» **Provided records**:
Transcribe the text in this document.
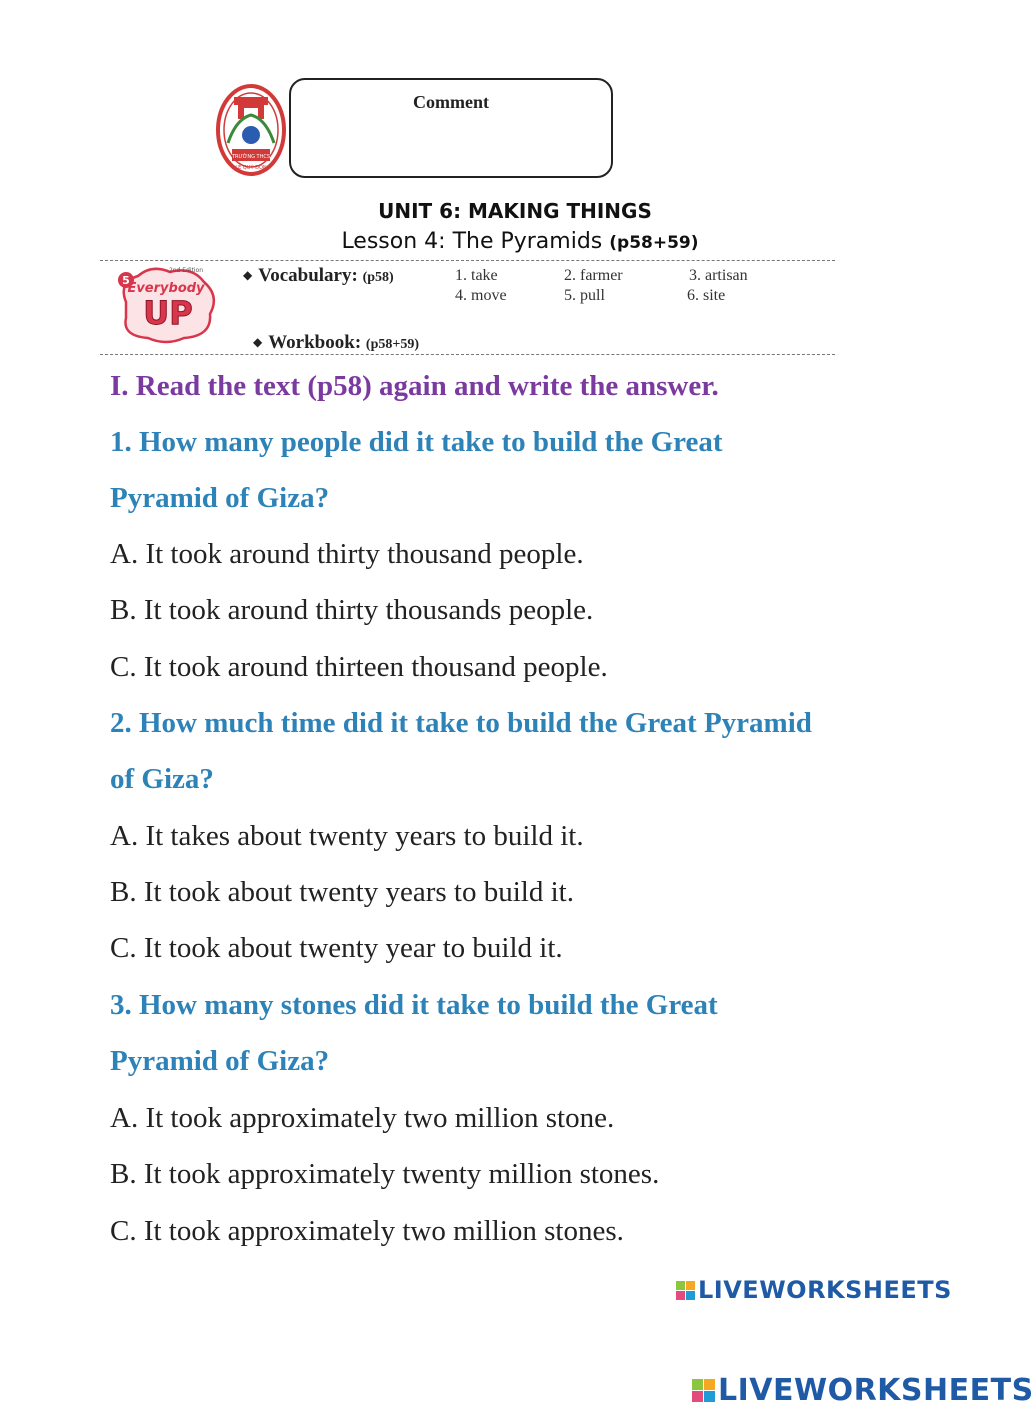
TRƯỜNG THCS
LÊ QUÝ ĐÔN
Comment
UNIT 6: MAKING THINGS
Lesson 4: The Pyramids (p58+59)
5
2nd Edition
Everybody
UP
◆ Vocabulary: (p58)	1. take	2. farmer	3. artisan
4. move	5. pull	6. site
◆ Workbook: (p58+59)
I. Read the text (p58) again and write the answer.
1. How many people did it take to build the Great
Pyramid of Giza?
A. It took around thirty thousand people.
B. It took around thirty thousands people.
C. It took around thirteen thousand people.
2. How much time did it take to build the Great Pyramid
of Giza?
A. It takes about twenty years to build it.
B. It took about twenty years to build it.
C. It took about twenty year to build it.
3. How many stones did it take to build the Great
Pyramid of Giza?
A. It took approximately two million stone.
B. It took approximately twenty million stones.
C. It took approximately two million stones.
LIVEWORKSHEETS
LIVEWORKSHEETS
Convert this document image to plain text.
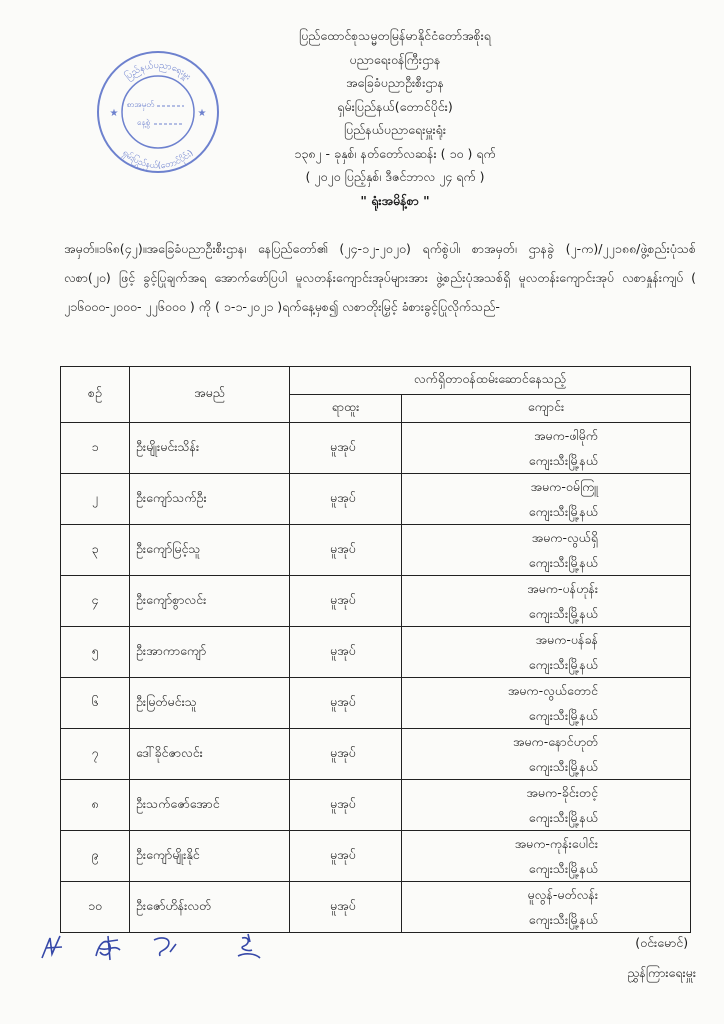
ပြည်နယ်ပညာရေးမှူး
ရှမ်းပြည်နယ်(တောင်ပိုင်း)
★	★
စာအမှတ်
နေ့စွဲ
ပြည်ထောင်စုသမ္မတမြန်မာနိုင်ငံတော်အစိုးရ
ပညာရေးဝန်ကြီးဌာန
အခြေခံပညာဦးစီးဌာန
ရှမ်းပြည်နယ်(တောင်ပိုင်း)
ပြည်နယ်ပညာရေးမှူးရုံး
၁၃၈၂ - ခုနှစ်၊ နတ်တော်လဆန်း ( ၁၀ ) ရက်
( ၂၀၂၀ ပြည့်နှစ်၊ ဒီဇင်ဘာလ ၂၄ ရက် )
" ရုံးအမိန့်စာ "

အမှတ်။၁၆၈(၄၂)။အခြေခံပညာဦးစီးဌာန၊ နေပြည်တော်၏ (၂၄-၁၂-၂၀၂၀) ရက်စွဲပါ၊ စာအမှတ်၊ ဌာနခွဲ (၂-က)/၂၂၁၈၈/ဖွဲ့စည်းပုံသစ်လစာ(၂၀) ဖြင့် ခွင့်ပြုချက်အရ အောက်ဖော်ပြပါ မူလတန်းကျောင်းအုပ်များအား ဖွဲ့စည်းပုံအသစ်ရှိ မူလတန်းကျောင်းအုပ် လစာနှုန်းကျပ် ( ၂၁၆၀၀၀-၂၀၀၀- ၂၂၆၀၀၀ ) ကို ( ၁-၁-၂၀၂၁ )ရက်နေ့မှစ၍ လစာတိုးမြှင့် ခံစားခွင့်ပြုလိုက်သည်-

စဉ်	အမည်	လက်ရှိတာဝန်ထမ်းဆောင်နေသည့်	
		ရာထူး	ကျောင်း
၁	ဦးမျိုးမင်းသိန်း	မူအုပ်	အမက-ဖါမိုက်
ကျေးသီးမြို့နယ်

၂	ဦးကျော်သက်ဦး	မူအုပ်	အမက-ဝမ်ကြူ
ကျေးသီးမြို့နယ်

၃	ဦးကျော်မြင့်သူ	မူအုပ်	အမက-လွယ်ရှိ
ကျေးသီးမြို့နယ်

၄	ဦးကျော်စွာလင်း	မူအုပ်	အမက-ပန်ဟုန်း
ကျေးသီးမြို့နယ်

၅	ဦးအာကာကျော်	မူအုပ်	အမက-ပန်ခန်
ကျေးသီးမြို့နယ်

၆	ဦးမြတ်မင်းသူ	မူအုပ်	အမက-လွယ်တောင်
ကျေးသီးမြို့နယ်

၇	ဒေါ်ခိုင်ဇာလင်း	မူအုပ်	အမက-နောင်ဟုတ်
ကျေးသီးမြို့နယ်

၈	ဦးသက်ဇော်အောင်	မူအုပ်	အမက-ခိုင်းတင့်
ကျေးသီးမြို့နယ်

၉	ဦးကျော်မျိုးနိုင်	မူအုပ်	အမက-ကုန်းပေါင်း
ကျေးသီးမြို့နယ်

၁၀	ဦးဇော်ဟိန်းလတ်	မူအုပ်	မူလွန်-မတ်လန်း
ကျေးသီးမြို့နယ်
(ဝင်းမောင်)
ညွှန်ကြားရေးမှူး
==
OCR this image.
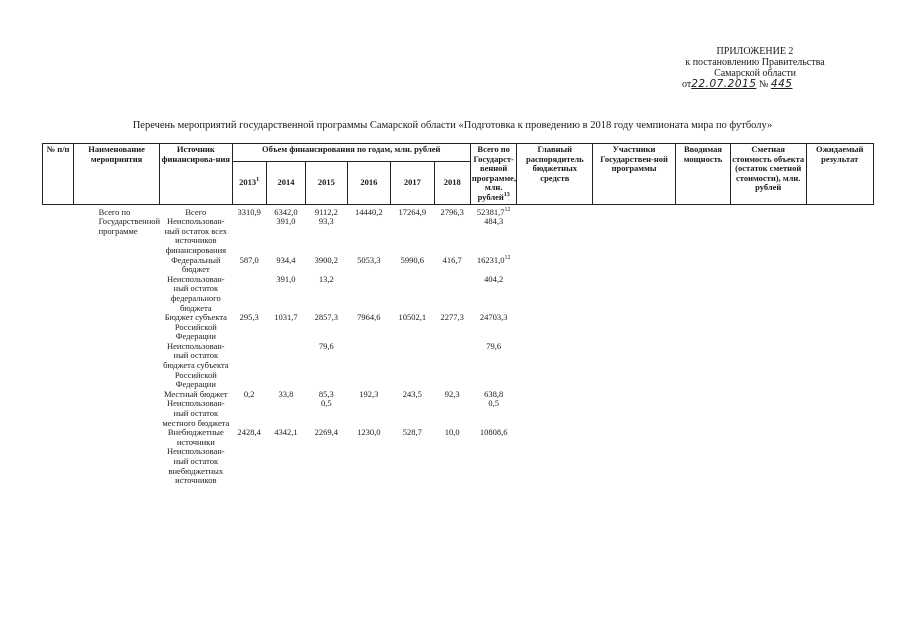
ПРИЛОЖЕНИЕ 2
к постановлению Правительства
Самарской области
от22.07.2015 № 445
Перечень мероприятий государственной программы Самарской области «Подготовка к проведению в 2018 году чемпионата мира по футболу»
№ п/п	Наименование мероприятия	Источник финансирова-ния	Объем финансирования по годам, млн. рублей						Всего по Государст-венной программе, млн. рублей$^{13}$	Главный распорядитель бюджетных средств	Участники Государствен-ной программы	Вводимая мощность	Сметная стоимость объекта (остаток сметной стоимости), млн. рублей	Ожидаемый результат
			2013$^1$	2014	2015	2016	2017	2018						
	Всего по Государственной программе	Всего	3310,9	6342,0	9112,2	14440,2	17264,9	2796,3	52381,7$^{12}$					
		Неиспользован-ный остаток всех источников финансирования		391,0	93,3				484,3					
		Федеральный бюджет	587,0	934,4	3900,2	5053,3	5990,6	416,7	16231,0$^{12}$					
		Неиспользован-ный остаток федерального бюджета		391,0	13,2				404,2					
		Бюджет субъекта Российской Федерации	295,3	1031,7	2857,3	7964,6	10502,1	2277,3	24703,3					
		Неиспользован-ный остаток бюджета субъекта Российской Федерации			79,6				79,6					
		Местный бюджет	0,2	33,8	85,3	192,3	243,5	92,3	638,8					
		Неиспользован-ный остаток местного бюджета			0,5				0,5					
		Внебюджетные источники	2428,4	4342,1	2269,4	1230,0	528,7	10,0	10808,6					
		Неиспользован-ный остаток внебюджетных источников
...
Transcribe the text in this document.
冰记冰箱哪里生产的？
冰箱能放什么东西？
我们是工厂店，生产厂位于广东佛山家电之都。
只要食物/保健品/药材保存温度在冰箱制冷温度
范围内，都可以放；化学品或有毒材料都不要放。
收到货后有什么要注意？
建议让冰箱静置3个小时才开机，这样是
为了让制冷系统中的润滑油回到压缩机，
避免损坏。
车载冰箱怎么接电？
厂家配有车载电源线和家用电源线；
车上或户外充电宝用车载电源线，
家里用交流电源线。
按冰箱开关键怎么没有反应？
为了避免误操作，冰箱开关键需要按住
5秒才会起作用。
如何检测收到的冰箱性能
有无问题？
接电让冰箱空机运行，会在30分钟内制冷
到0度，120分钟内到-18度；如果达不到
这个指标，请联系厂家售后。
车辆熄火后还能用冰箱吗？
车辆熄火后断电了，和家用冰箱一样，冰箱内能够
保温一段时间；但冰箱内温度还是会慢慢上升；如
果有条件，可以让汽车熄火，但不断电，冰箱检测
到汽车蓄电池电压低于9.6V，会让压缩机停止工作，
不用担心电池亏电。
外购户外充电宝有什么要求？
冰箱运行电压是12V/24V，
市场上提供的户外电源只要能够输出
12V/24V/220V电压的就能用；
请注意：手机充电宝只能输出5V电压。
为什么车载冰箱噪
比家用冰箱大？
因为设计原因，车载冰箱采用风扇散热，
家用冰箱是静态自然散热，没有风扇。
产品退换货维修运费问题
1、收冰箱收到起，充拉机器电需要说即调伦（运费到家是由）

» **Task details**: From the listing above, find the number of lines with the word "years" in them. Answer with the number only.

» **Result of this exercise**: 2